Available records -
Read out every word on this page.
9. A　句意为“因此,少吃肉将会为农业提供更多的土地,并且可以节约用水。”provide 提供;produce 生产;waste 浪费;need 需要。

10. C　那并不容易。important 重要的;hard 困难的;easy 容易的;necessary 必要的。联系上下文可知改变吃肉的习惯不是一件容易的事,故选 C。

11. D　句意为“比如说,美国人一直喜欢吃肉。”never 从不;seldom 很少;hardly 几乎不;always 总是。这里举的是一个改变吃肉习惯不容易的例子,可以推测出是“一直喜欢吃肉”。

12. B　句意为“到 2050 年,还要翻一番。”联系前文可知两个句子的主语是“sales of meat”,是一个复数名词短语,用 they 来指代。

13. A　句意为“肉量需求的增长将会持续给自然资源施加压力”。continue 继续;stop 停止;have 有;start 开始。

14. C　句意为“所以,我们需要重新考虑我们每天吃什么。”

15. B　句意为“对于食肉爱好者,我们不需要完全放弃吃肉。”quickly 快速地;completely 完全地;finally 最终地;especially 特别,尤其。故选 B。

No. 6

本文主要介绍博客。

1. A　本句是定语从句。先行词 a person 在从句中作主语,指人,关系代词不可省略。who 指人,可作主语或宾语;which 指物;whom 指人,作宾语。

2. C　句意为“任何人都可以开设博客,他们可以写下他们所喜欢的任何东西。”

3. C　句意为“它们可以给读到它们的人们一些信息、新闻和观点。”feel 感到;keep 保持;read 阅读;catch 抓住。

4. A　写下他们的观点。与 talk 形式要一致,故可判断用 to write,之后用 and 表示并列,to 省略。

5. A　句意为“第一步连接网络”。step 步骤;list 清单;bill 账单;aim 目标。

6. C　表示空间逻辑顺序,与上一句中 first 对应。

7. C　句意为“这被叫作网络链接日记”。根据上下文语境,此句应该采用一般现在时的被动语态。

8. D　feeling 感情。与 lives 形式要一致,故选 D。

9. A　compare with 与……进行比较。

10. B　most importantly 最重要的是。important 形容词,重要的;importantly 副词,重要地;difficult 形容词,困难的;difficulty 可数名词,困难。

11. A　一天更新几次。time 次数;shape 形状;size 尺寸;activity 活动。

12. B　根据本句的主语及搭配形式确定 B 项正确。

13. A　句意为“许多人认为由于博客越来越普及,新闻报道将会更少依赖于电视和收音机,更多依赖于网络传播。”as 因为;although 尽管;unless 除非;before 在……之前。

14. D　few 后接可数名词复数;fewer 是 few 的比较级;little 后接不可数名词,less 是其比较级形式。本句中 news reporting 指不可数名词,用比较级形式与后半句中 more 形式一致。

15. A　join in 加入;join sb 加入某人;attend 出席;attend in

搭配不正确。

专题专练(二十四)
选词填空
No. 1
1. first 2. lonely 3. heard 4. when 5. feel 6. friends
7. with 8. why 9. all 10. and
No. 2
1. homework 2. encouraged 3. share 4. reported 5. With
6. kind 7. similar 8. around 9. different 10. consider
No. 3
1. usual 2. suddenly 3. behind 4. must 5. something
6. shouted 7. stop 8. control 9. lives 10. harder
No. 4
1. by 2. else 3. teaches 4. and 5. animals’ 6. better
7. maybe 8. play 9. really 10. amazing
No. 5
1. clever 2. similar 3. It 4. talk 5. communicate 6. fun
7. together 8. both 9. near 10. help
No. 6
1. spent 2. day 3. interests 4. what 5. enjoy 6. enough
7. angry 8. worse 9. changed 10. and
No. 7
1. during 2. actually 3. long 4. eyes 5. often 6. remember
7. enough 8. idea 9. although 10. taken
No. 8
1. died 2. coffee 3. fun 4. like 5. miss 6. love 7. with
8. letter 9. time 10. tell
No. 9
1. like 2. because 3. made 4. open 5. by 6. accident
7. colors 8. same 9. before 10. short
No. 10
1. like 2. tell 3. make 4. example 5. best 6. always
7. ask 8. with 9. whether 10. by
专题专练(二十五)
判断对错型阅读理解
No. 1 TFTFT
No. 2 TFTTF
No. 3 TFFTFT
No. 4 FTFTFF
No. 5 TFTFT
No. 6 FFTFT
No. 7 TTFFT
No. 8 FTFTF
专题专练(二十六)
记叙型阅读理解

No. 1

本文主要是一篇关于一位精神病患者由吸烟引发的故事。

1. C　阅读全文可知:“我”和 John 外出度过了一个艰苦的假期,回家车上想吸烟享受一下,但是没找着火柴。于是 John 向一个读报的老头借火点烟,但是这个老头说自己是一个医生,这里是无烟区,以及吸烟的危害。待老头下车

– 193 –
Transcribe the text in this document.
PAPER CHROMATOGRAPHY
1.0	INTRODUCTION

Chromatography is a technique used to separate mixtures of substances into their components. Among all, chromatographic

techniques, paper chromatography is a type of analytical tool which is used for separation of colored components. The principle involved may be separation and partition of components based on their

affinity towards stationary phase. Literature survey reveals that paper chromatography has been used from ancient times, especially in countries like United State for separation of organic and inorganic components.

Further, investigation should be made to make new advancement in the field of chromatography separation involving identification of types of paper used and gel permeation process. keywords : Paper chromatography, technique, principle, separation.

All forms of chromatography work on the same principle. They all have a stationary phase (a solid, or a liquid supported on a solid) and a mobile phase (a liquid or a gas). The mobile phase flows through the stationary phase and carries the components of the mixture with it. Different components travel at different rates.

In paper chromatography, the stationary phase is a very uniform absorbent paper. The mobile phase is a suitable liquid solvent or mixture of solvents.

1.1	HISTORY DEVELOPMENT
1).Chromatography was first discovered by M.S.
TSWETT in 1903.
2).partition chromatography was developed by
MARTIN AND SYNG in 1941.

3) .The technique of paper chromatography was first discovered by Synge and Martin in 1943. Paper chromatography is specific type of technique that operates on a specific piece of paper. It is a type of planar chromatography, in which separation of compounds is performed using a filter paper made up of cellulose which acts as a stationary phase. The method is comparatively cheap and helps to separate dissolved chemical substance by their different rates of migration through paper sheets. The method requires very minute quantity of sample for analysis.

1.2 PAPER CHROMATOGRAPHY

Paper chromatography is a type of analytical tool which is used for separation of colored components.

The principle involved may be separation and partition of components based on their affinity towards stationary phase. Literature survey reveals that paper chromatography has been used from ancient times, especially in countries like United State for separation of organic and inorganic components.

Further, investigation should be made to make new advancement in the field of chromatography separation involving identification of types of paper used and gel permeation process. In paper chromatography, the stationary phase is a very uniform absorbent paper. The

Task requirements - Take the entries above and transcribe them exactly.

Answer for this exercise -
Read out every word on this page.
9. A　句意为“因此,少吃肉将会为农业提供更多的土地,并且可以节约用水。”provide 提供;produce 生产;waste 浪费;need 需要。

10. C　那并不容易。important 重要的;hard 困难的;easy 容易的;necessary 必要的。联系上下文可知改变吃肉的习惯不是一件容易的事,故选 C。

11. D　句意为“比如说,美国人一直喜欢吃肉。”never 从不;seldom 很少;hardly 几乎不;always 总是。这里举的是一个改变吃肉习惯不容易的例子,可以推测出是“一直喜欢吃肉”。

12. B　句意为“到 2050 年,还要翻一番。”联系前文可知两个句子的主语是“sales of meat”,是一个复数名词短语,用 they 来指代。

13. A　句意为“肉量需求的增长将会持续给自然资源施加压力”。continue 继续;stop 停止;have 有;start 开始。

14. C　句意为“所以,我们需要重新考虑我们每天吃什么。”

15. B　句意为“对于食肉爱好者,我们不需要完全放弃吃肉。”quickly 快速地;completely 完全地;finally 最终地;especially 特别,尤其。故选 B。

No. 6

本文主要介绍博客。

1. A　本句是定语从句。先行词 a person 在从句中作主语,指人,关系代词不可省略。who 指人,可作主语或宾语;which 指物;whom 指人,作宾语。

2. C　句意为“任何人都可以开设博客,他们可以写下他们所喜欢的任何东西。”

3. C　句意为“它们可以给读到它们的人们一些信息、新闻和观点。”feel 感到;keep 保持;read 阅读;catch 抓住。

4. A　写下他们的观点。与 talk 形式要一致,故可判断用 to write,之后用 and 表示并列,to 省略。

5. A　句意为“第一步连接网络”。step 步骤;list 清单;bill 账单;aim 目标。

6. C　表示空间逻辑顺序,与上一句中 first 对应。

7. C　句意为“这被叫作网络链接日记”。根据上下文语境,此句应该采用一般现在时的被动语态。

8. D　feeling 感情。与 lives 形式要一致,故选 D。

9. A　compare with 与……进行比较。

10. B　most importantly 最重要的是。important 形容词,重要的;importantly 副词,重要地;difficult 形容词,困难的;difficulty 可数名词,困难。

11. A　一天更新几次。time 次数;shape 形状;size 尺寸;activity 活动。

12. B　根据本句的主语及搭配形式确定 B 项正确。

13. A　句意为“许多人认为由于博客越来越普及,新闻报道将会更少依赖于电视和收音机,更多依赖于网络传播。”as 因为;although 尽管;unless 除非;before 在……之前。

14. D　few 后接可数名词复数;fewer 是 few 的比较级;little 后接不可数名词,less 是其比较级形式。本句中 news reporting 指不可数名词,用比较级形式与后半句中 more 形式一致。

15. A　join in 加入;join sb 加入某人;attend 出席;attend in

搭配不正确。

专题专练(二十四)
选词填空
No. 1
1. first 2. lonely 3. heard 4. when 5. feel 6. friends
7. with 8. why 9. all 10. and
No. 2
1. homework 2. encouraged 3. share 4. reported 5. With
6. kind 7. similar 8. around 9. different 10. consider
No. 3
1. usual 2. suddenly 3. behind 4. must 5. something
6. shouted 7. stop 8. control 9. lives 10. harder
No. 4
1. by 2. else 3. teaches 4. and 5. animals’ 6. better
7. maybe 8. play 9. really 10. amazing
No. 5
1. clever 2. similar 3. It 4. talk 5. communicate 6. fun
7. together 8. both 9. near 10. help
No. 6
1. spent 2. day 3. interests 4. what 5. enjoy 6. enough
7. angry 8. worse 9. changed 10. and
No. 7
1. during 2. actually 3. long 4. eyes 5. often 6. remember
7. enough 8. idea 9. although 10. taken
No. 8
1. died 2. coffee 3. fun 4. like 5. miss 6. love 7. with
8. letter 9. time 10. tell
No. 9
1. like 2. because 3. made 4. open 5. by 6. accident
7. colors 8. same 9. before 10. short
No. 10
1. like 2. tell 3. make 4. example 5. best 6. always
7. ask 8. with 9. whether 10. by
专题专练(二十五)
判断对错型阅读理解
No. 1 TFTFT
No. 2 TFTTF
No. 3 TFFTFT
No. 4 FTFTFF
No. 5 TFTFT
No. 6 FFTFT
No. 7 TTFFT
No. 8 FTFTF
专题专练(二十六)
记叙型阅读理解

No. 1

本文主要是一篇关于一位精神病患者由吸烟引发的故事。

1. C　阅读全文可知:“我”和 John 外出度过了一个艰苦的假期,回家车上想吸烟享受一下,但是没找着火柴。于是 John 向一个读报的老头借火点烟,但是这个老头说自己是一个医生,这里是无烟区,以及吸烟的危害。待老头下车

– 193 –
Transcribe the text in this document.
PAPER CHROMATOGRAPHY
1.0	INTRODUCTION

Chromatography is a technique used to separate mixtures of substances into their components. Among all, chromatographic

techniques, paper chromatography is a type of analytical tool which is used for separation of colored components. The principle involved may be separation and partition of components based on their

affinity towards stationary phase. Literature survey reveals that paper chromatography has been used from ancient times, especially in countries like United State for separation of organic and inorganic components.

Further, investigation should be made to make new advancement in the field of chromatography separation involving identification of types of paper used and gel permeation process. keywords : Paper chromatography, technique, principle, separation.

All forms of chromatography work on the same principle. They all have a stationary phase (a solid, or a liquid supported on a solid) and a mobile phase (a liquid or a gas). The mobile phase flows through the stationary phase and carries the components of the mixture with it. Different components travel at different rates.

In paper chromatography, the stationary phase is a very uniform absorbent paper. The mobile phase is a suitable liquid solvent or mixture of solvents.

1.1	HISTORY DEVELOPMENT
1).Chromatography was first discovered by M.S.
TSWETT in 1903.
2).partition chromatography was developed by
MARTIN AND SYNG in 1941.

3) .The technique of paper chromatography was first discovered by Synge and Martin in 1943. Paper chromatography is specific type of technique that operates on a specific piece of paper. It is a type of planar chromatography, in which separation of compounds is performed using a filter paper made up of cellulose which acts as a stationary phase. The method is comparatively cheap and helps to separate dissolved chemical substance by their different rates of migration through paper sheets. The method requires very minute quantity of sample for analysis.

1.2 PAPER CHROMATOGRAPHY

Paper chromatography is a type of analytical tool which is used for separation of colored components.

The principle involved may be separation and partition of components based on their affinity towards stationary phase. Literature survey reveals that paper chromatography has been used from ancient times, especially in countries like United State for separation of organic and inorganic components.

Further, investigation should be made to make new advancement in the field of chromatography separation involving identification of types of paper used and gel permeation process. In paper chromatography, the stationary phase is a very uniform absorbent paper. The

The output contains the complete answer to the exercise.